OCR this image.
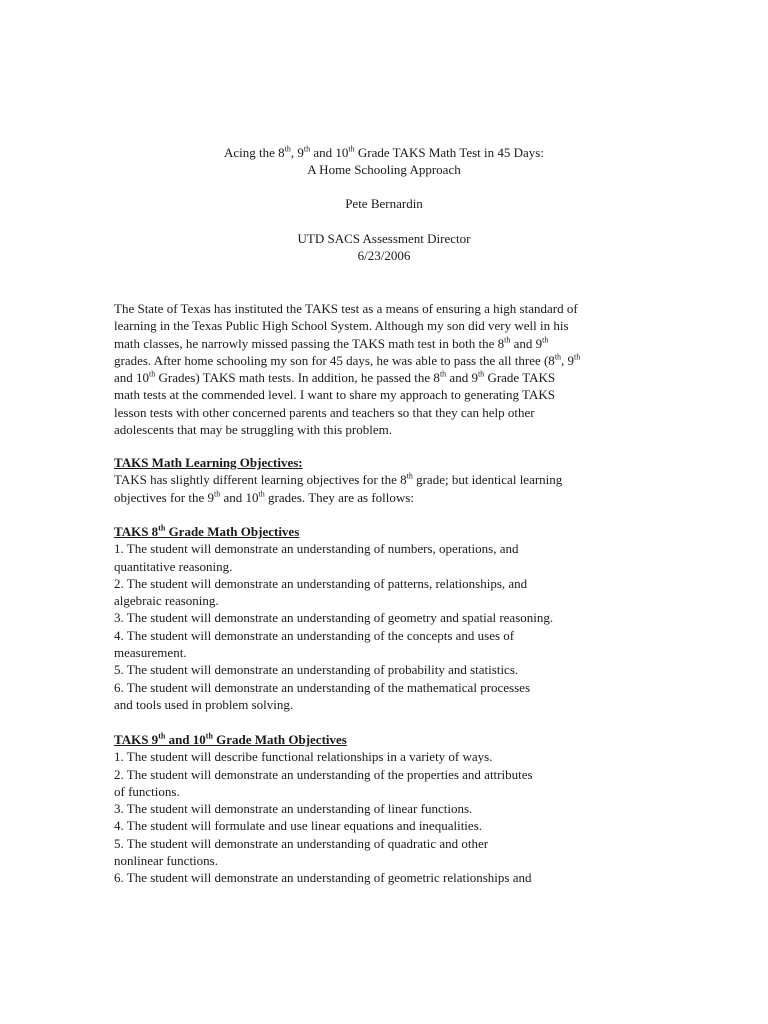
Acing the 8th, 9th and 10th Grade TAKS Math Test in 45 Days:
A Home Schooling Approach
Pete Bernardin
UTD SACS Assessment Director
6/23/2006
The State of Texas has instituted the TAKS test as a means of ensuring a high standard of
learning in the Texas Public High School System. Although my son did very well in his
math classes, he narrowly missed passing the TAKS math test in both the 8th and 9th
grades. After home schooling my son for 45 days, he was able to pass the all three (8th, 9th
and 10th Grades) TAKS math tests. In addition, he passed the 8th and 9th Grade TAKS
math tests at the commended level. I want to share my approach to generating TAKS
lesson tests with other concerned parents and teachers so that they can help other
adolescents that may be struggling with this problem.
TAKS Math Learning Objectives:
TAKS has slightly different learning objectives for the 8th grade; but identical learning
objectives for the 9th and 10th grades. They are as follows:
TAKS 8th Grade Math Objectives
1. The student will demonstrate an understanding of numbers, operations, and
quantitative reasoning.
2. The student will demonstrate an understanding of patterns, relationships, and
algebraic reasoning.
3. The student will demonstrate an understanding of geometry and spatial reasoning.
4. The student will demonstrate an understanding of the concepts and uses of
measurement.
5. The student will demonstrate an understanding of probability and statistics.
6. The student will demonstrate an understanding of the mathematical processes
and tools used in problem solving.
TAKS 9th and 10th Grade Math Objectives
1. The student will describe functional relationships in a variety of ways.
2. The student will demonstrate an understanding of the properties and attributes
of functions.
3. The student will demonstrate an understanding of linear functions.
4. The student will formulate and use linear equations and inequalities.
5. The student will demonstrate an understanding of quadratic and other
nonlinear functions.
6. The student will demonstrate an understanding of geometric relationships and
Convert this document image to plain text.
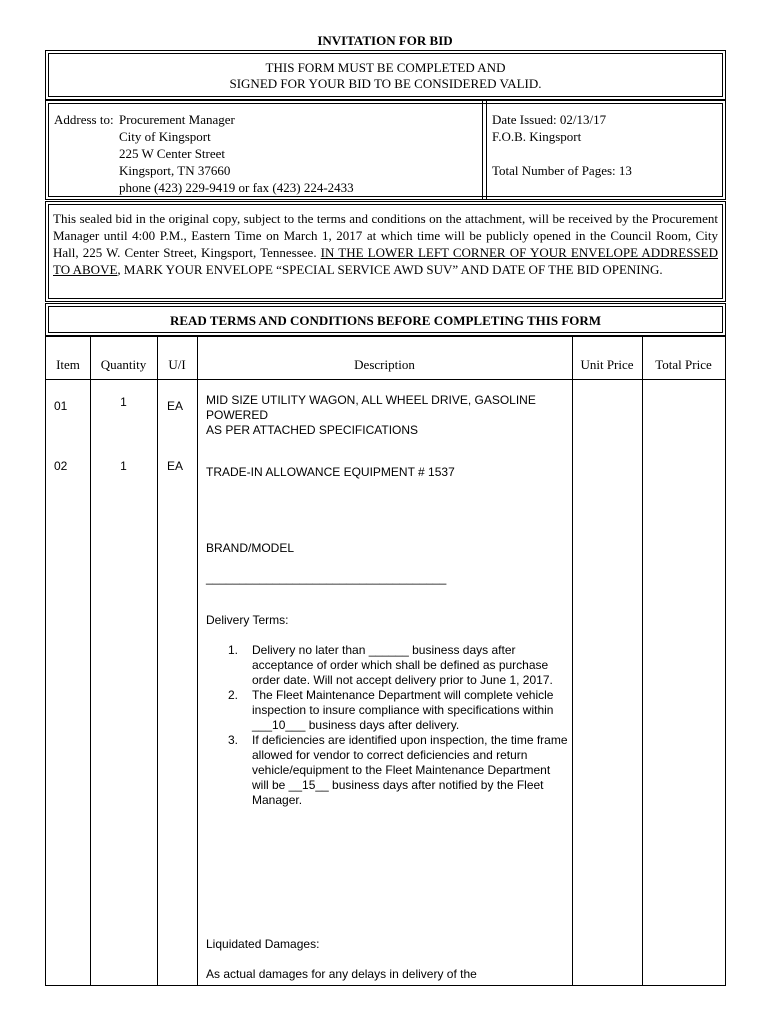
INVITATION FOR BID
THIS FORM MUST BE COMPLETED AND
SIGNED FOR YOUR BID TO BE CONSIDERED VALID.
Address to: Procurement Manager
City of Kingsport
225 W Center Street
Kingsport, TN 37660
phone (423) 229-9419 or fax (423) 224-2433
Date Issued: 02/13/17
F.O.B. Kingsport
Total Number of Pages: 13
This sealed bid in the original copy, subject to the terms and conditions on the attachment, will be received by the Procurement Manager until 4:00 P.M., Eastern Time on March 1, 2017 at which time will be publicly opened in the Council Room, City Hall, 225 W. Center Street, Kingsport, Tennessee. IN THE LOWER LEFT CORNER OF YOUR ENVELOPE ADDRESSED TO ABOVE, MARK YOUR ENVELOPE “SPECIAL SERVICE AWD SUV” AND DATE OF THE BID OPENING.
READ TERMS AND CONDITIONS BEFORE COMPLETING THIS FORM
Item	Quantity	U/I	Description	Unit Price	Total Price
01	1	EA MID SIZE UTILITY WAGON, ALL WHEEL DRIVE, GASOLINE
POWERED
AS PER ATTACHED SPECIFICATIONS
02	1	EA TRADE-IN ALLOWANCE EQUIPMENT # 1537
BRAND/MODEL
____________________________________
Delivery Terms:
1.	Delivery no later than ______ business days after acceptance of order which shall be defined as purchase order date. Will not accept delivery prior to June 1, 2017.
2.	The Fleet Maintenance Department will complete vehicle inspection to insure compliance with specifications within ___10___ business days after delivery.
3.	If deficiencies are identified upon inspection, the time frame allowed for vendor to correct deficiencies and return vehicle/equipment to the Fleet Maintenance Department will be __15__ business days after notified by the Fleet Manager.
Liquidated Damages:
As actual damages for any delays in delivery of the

=-=-=

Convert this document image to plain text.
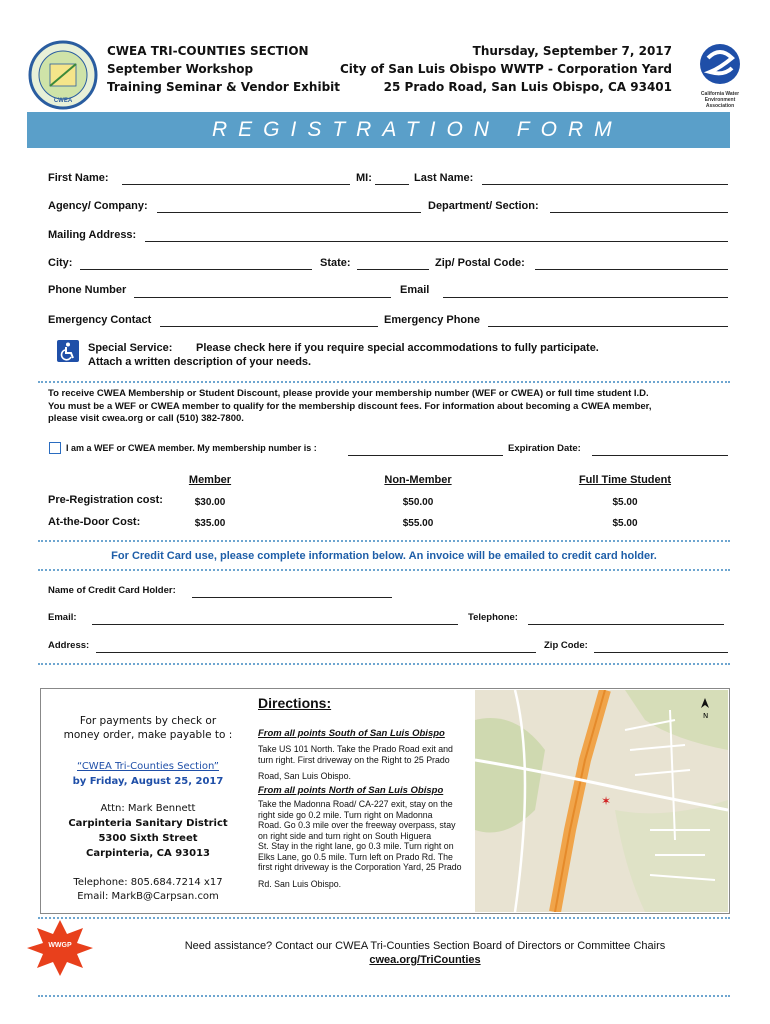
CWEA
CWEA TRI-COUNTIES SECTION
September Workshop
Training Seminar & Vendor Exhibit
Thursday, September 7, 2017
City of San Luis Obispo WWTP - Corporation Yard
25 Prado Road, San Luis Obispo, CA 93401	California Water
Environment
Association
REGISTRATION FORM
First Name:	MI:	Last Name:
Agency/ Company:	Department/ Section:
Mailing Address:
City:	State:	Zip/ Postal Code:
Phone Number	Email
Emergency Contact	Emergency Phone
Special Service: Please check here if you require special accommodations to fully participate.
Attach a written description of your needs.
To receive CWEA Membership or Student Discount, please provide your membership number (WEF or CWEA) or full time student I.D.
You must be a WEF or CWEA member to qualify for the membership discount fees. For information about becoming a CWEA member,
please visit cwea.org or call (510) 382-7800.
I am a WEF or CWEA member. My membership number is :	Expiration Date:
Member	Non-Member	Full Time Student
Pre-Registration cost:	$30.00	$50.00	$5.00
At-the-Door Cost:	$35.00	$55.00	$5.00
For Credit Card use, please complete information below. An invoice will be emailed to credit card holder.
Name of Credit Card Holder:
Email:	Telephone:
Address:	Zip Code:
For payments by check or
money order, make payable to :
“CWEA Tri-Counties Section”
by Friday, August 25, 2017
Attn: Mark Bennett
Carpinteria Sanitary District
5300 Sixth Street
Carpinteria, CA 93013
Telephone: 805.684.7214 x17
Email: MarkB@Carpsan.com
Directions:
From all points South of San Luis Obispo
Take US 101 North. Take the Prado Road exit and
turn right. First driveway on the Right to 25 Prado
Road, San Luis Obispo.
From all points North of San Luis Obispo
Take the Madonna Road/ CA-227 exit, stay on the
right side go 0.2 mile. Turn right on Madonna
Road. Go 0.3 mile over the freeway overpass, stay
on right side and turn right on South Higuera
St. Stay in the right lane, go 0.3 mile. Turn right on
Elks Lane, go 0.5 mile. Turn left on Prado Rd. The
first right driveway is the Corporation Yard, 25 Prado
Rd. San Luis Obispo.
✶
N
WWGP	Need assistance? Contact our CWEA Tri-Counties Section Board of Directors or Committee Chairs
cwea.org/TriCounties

=-=-=

[OBJECTIVE]
Each line that holds the word "with" is to be copied.

[SOLVED PROBLEM]
lesson tests with other concerned parents and teachers so that they can help other
adolescents that may be struggling with this problem.
2.	The Fleet Maintenance Department will complete vehicle inspection to insure compliance with specifications within ___10___ business days after delivery.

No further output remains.